[start]
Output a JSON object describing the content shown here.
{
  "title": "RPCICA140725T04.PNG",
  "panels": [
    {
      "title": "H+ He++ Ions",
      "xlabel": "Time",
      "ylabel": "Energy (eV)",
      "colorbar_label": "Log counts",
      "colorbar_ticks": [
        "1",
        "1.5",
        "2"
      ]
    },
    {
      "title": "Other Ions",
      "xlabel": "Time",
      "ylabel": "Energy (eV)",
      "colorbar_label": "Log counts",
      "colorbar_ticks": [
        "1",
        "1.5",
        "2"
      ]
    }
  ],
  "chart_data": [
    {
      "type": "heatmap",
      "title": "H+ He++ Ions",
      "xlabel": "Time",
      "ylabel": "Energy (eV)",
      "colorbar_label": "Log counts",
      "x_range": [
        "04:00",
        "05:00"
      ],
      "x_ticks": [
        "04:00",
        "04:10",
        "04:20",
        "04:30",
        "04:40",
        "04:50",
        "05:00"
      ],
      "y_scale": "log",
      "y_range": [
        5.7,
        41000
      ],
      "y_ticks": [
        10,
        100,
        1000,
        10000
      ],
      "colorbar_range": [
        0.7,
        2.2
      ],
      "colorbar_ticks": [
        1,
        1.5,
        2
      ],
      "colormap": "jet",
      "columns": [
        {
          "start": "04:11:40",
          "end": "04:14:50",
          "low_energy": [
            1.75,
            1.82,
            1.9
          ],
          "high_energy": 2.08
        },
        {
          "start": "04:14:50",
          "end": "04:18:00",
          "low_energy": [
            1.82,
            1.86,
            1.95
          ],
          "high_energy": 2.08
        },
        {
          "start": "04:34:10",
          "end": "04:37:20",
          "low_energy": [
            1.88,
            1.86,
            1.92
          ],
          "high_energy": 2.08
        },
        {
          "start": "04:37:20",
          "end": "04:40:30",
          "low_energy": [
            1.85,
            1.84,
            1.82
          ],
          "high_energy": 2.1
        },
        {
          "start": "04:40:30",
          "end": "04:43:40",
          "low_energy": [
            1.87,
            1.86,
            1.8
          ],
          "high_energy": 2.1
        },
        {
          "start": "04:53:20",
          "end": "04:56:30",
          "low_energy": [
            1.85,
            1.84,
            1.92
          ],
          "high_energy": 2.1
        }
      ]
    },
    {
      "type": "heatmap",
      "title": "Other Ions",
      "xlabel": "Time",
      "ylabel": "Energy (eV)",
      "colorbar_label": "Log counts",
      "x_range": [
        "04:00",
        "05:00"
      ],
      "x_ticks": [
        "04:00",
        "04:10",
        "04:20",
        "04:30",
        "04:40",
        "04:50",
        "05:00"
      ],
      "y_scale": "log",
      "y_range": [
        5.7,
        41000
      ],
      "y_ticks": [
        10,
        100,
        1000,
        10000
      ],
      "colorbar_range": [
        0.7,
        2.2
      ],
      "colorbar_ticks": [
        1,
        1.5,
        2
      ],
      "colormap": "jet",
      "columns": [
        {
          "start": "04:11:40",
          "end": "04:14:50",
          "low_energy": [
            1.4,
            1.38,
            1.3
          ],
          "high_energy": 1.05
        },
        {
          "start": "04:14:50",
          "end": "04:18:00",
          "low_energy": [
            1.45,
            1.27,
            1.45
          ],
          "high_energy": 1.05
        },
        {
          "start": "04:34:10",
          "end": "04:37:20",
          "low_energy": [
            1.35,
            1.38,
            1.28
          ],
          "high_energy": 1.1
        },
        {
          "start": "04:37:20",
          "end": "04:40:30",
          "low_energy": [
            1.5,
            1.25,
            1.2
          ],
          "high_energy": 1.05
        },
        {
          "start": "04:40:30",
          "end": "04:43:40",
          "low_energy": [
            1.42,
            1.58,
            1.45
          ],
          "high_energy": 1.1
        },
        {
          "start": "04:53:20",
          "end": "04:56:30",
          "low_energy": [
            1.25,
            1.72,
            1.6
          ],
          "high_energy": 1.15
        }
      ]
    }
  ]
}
[end]
Return each entry from above without altering a single character.

Output a JSON object describing the content shown here.
{
  "title": "RPCICA140725T04.PNG",
  "panels": [
    {
      "title": "H+ He++ Ions",
      "xlabel": "Time",
      "ylabel": "Energy (eV)",
      "colorbar_label": "Log counts",
      "colorbar_ticks": [
        "1",
        "1.5",
        "2"
      ]
    },
    {
      "title": "Other Ions",
      "xlabel": "Time",
      "ylabel": "Energy (eV)",
      "colorbar_label": "Log counts",
      "colorbar_ticks": [
        "1",
        "1.5",
        "2"
      ]
    }
  ],
  "chart_data": [
    {
      "type": "heatmap",
      "title": "H+ He++ Ions",
      "xlabel": "Time",
      "ylabel": "Energy (eV)",
      "colorbar_label": "Log counts",
      "x_range": [
        "04:00",
        "05:00"
      ],
      "x_ticks": [
        "04:00",
        "04:10",
        "04:20",
        "04:30",
        "04:40",
        "04:50",
        "05:00"
      ],
      "y_scale": "log",
      "y_range": [
        5.7,
        41000
      ],
      "y_ticks": [
        10,
        100,
        1000,
        10000
      ],
      "colorbar_range": [
        0.7,
        2.2
      ],
      "colorbar_ticks": [
        1,
        1.5,
        2
      ],
      "colormap": "jet",
      "columns": [
        {
          "start": "04:11:40",
          "end": "04:14:50",
          "low_energy": [
            1.75,
            1.82,
            1.9
          ],
          "high_energy": 2.08
        },
        {
          "start": "04:14:50",
          "end": "04:18:00",
          "low_energy": [
            1.82,
            1.86,
            1.95
          ],
          "high_energy": 2.08
        },
        {
          "start": "04:34:10",
          "end": "04:37:20",
          "low_energy": [
            1.88,
            1.86,
            1.92
          ],
          "high_energy": 2.08
        },
        {
          "start": "04:37:20",
          "end": "04:40:30",
          "low_energy": [
            1.85,
            1.84,
            1.82
          ],
          "high_energy": 2.1
        },
        {
          "start": "04:40:30",
          "end": "04:43:40",
          "low_energy": [
            1.87,
            1.86,
            1.8
          ],
          "high_energy": 2.1
        },
        {
          "start": "04:53:20",
          "end": "04:56:30",
          "low_energy": [
            1.85,
            1.84,
            1.92
          ],
          "high_energy": 2.1
        }
      ]
    },
    {
      "type": "heatmap",
      "title": "Other Ions",
      "xlabel": "Time",
      "ylabel": "Energy (eV)",
      "colorbar_label": "Log counts",
      "x_range": [
        "04:00",
        "05:00"
      ],
      "x_ticks": [
        "04:00",
        "04:10",
        "04:20",
        "04:30",
        "04:40",
        "04:50",
        "05:00"
      ],
      "y_scale": "log",
      "y_range": [
        5.7,
        41000
      ],
      "y_ticks": [
        10,
        100,
        1000,
        10000
      ],
      "colorbar_range": [
        0.7,
        2.2
      ],
      "colorbar_ticks": [
        1,
        1.5,
        2
      ],
      "colormap": "jet",
      "columns": [
        {
          "start": "04:11:40",
          "end": "04:14:50",
          "low_energy": [
            1.4,
            1.38,
            1.3
          ],
          "high_energy": 1.05
        },
        {
          "start": "04:14:50",
          "end": "04:18:00",
          "low_energy": [
            1.45,
            1.27,
            1.45
          ],
          "high_energy": 1.05
        },
        {
          "start": "04:34:10",
          "end": "04:37:20",
          "low_energy": [
            1.35,
            1.38,
            1.28
          ],
          "high_energy": 1.1
        },
        {
          "start": "04:37:20",
          "end": "04:40:30",
          "low_energy": [
            1.5,
            1.25,
            1.2
          ],
          "high_energy": 1.05
        },
        {
          "start": "04:40:30",
          "end": "04:43:40",
          "low_energy": [
            1.42,
            1.58,
            1.45
          ],
          "high_energy": 1.1
        },
        {
          "start": "04:53:20",
          "end": "04:56:30",
          "low_energy": [
            1.25,
            1.72,
            1.6
          ],
          "high_energy": 1.15
        }
      ]
    }
  ]
}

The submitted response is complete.